Exercise >> Find the word "this" in the material below and gather every line that contains it.
━━━━━━━━━━
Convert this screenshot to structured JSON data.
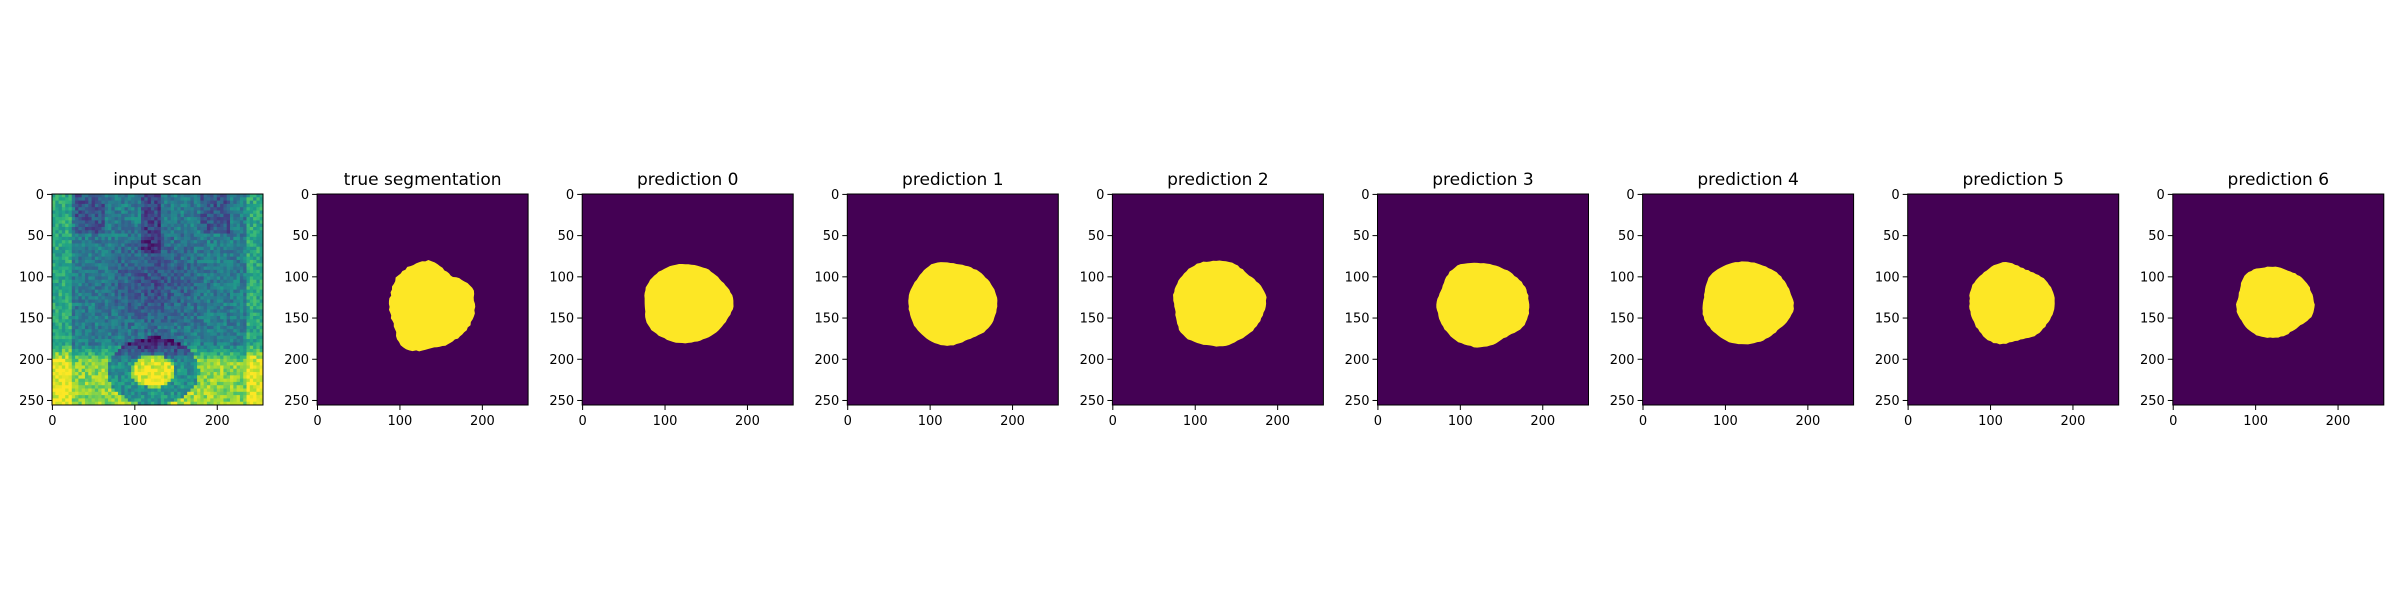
{
  "chart_data": {
    "type": "heatmap",
    "panels": [
      {
        "title": "input scan",
        "kind": "scan"
      },
      {
        "title": "true segmentation",
        "kind": "mask",
        "mask": {
          "cx": 137,
          "cy": 137,
          "rx": 52,
          "ry": 53,
          "jag": 0.12,
          "seed": 3
        }
      },
      {
        "title": "prediction 0",
        "kind": "mask",
        "mask": {
          "cx": 127,
          "cy": 133,
          "rx": 54,
          "ry": 48,
          "jag": 0.05,
          "seed": 11
        }
      },
      {
        "title": "prediction 1",
        "kind": "mask",
        "mask": {
          "cx": 127,
          "cy": 133,
          "rx": 54,
          "ry": 50,
          "jag": 0.05,
          "seed": 17
        }
      },
      {
        "title": "prediction 2",
        "kind": "mask",
        "mask": {
          "cx": 128,
          "cy": 133,
          "rx": 56,
          "ry": 52,
          "jag": 0.06,
          "seed": 23
        }
      },
      {
        "title": "prediction 3",
        "kind": "mask",
        "mask": {
          "cx": 127,
          "cy": 134,
          "rx": 56,
          "ry": 51,
          "jag": 0.06,
          "seed": 29
        }
      },
      {
        "title": "prediction 4",
        "kind": "mask",
        "mask": {
          "cx": 126,
          "cy": 132,
          "rx": 55,
          "ry": 50,
          "jag": 0.05,
          "seed": 31
        }
      },
      {
        "title": "prediction 5",
        "kind": "mask",
        "mask": {
          "cx": 125,
          "cy": 133,
          "rx": 52,
          "ry": 48,
          "jag": 0.07,
          "seed": 37
        }
      },
      {
        "title": "prediction 6",
        "kind": "mask",
        "mask": {
          "cx": 123,
          "cy": 131,
          "rx": 47,
          "ry": 43,
          "jag": 0.07,
          "seed": 41
        }
      }
    ],
    "image_size": 256,
    "xlim": [
      0,
      255
    ],
    "ylim": [
      255,
      0
    ],
    "xticks": [
      0,
      100,
      200
    ],
    "yticks": [
      0,
      50,
      100,
      150,
      200,
      250
    ],
    "colormap": "viridis",
    "background_color": "#440154",
    "foreground_color": "#fde725"
  }
}
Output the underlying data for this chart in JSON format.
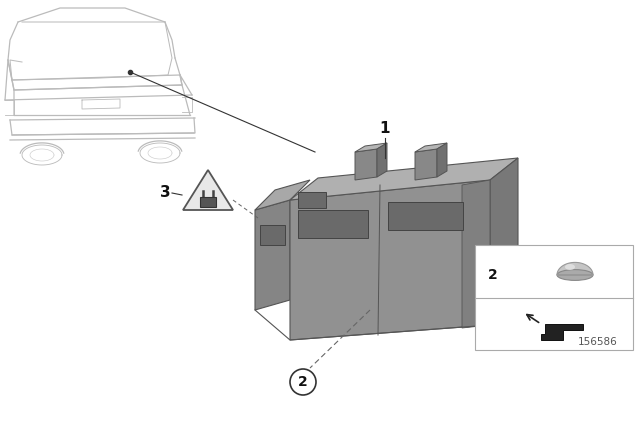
{
  "bg_color": "#ffffff",
  "diagram_number": "156586",
  "car_line_color": "#bbbbbb",
  "unit_front_color": "#909090",
  "unit_top_color": "#b0b0b0",
  "unit_right_color": "#787878",
  "unit_left_color": "#808080",
  "unit_edge_color": "#555555",
  "pin_top_color": "#a0a0a0",
  "pin_front_color": "#888888",
  "slot_color": "#606060",
  "leader_color": "#333333",
  "text_color": "#111111"
}
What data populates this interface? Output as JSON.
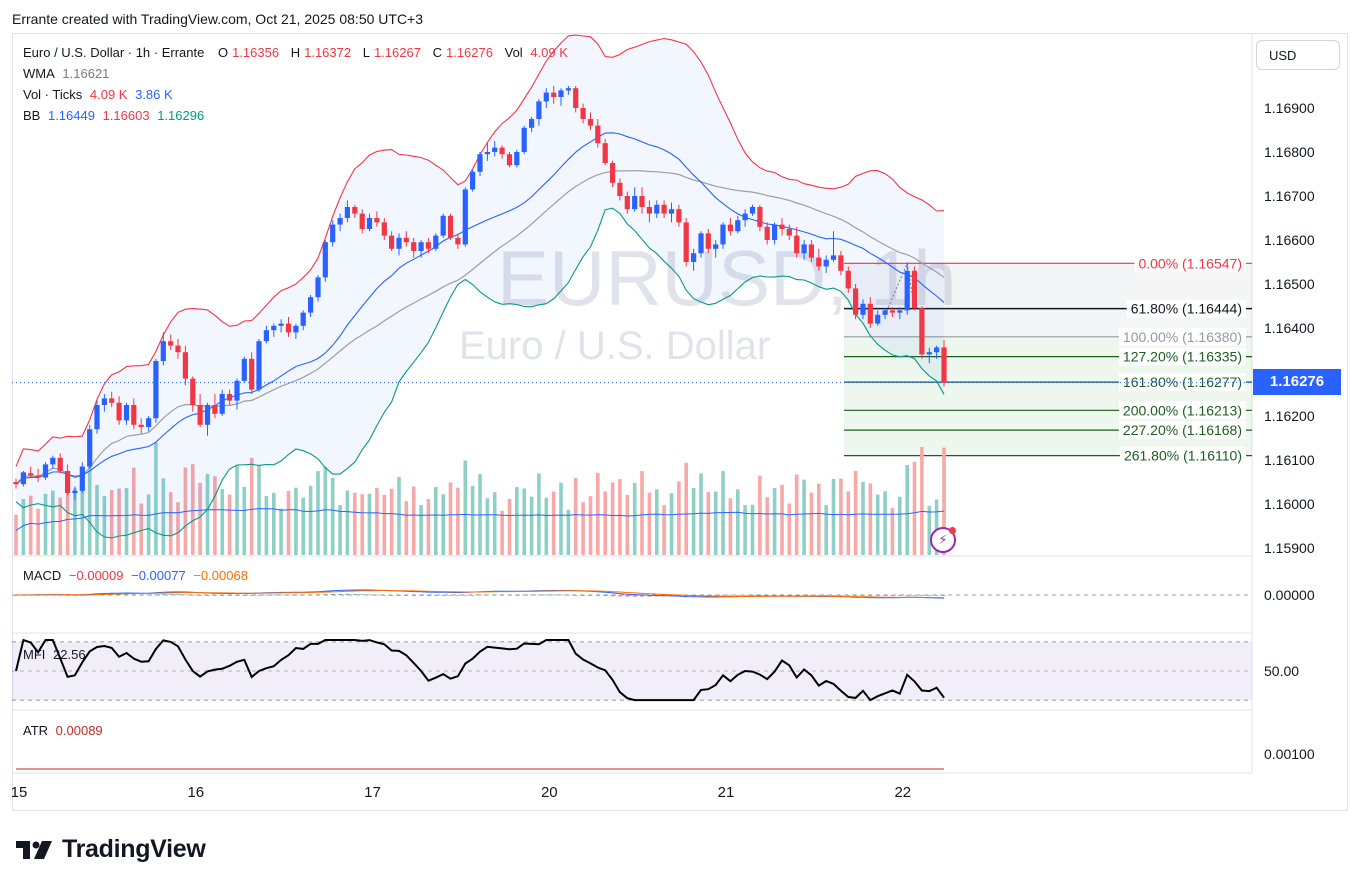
━━━━━━━━━━
Exercise answer >>
Convert this screenshot to structured JSON data.
Output the underlying data for this chart in JSON format.
What data populates this interface? Output as JSON.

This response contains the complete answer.